- **Excerpted passage**
____________

Uh, what are sfio and stdio anyway, and why would we want them?  putc is
in plain old libc in every system I've dealt with.  If you remove both
sfio and stdio from configure, does it work any better?

            regards, tom lane

Re: segmentation fault in psql

From
David George
Date:
Tom Lane wrote:

> Uh, what are sfio and stdio anyway, and why would we want them?  putc is
> in plain old libc in every system I've dealt with.  If you remove both
> sfio and stdio from configure, does it work any better?

Thanks.  Removing sfio from configure.in and reconfiguring/making did the job.
I didn't try it before because I figured Postgresql may have actually been using
sfio for something.

sfio is AT&T's replacement for stdio.  It is available at
http://www.research.att.com/sw/tools/sfio/

The reason for using it on Solaris is because Solaris can't fopen file
descriptors above 255.  So if you have a process that has more than 255 open
files in a process any further fopens will fail mysteriously (I have forgotten
what the error message is, but it is something like EPERM or something stupid
like that).

Here is a link to the Solaris FAQ that describes this:
http://www.science.uva.nl/pub/solaris/solaris2.html#q3.45

Re: segmentation fault in psql

From
Tom Lane
Date:
David George <david@onyxsoft.com> writes:
> Thanks.  Removing sfio from configure.in and reconfiguring/making did
> the job.  I didn't try it before because I figured Postgresql may have
> actually been using sfio for something.

____________

- **Given records**
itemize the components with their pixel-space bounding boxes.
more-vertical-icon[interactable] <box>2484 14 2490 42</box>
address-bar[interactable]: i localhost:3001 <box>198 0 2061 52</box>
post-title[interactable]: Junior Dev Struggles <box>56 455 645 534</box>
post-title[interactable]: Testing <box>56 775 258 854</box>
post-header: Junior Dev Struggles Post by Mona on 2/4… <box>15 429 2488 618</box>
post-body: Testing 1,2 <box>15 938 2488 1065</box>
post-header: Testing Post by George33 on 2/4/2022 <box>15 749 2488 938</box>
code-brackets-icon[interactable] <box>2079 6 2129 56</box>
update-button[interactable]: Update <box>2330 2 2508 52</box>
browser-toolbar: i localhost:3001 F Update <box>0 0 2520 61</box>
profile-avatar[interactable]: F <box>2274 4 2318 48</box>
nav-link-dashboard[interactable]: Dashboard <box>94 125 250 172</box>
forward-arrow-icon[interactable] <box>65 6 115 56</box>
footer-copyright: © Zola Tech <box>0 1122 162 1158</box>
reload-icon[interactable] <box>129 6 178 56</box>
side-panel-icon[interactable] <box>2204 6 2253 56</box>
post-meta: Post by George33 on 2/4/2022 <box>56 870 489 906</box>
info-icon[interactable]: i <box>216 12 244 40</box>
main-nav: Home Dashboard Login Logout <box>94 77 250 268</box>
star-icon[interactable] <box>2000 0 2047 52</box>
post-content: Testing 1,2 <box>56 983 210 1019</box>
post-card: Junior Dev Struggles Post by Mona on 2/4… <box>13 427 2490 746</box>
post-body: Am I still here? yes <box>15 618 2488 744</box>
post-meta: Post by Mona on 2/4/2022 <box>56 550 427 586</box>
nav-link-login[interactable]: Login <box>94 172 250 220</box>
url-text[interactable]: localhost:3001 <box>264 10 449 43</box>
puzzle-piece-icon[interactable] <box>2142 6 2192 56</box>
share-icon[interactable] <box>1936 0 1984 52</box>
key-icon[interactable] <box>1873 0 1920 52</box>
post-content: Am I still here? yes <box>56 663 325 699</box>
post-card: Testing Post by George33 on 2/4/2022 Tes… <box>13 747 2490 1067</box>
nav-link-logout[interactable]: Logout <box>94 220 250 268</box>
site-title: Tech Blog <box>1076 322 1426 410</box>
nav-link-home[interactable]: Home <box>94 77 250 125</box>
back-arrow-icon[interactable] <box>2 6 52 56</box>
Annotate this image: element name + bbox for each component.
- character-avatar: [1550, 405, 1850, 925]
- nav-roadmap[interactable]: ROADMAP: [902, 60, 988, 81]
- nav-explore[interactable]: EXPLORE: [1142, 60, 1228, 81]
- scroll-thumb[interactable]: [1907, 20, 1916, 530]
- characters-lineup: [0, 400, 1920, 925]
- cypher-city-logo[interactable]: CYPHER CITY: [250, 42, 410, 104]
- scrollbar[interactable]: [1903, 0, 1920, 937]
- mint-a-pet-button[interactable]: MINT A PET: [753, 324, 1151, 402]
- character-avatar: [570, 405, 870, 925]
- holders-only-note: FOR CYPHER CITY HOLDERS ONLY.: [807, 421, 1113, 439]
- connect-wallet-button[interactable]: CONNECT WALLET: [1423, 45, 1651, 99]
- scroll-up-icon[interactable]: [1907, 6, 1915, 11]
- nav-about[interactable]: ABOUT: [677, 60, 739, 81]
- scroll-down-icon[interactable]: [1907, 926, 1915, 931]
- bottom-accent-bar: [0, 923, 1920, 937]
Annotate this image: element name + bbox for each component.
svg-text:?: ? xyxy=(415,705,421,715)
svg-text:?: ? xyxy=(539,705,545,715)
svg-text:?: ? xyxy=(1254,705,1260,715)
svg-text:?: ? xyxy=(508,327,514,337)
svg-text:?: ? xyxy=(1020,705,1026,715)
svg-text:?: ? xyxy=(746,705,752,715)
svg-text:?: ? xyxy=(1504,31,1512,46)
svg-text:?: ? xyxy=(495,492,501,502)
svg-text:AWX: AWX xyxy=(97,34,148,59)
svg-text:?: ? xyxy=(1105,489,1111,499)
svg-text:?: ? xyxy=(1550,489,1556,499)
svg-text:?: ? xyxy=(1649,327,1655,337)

____________

- **Problems to work on**
**1)** Answer these questions using the thread about the psql segmentation fault.
(a) What change to the build fixed the problem?
(b) What does the thread say sfio is?
(c) What limitation of Solaris is given as the reason for using sfio there?
**2)** Write the next part of the thread about the psql segmentation fault, starting after its last line.

- **Task-by-task answers**
**1)**
(a) Removing sfio from configure.in and then reconfiguring and making fixed it.
(b) sfio is AT&T's replacement for stdio.
(c) Solaris can't fopen file descriptors above 255.

**2)**
No; I'm not sure why it's in configure's search list at all.

It sounds like we might be tripping over a bug in sfio's stdio
emulation.  You might want to report this to the sfio people.

> The reason for using it on Solaris is because Solaris can't fopen file
> descriptors above 255.  So if you have a process that has more than
> 255 open files in a process any further fopens will fail mysteriously
> (I have forgotten what the error message is, but it is something like
> EPERM or something stupid like that).

As long as the error code is something appropriate (EMFILE one hopes)
then I think we should cope with this situation correctly.  If it really
is EPERM then you might find the backend giving weird errors when run
with a file descriptor limit above 256.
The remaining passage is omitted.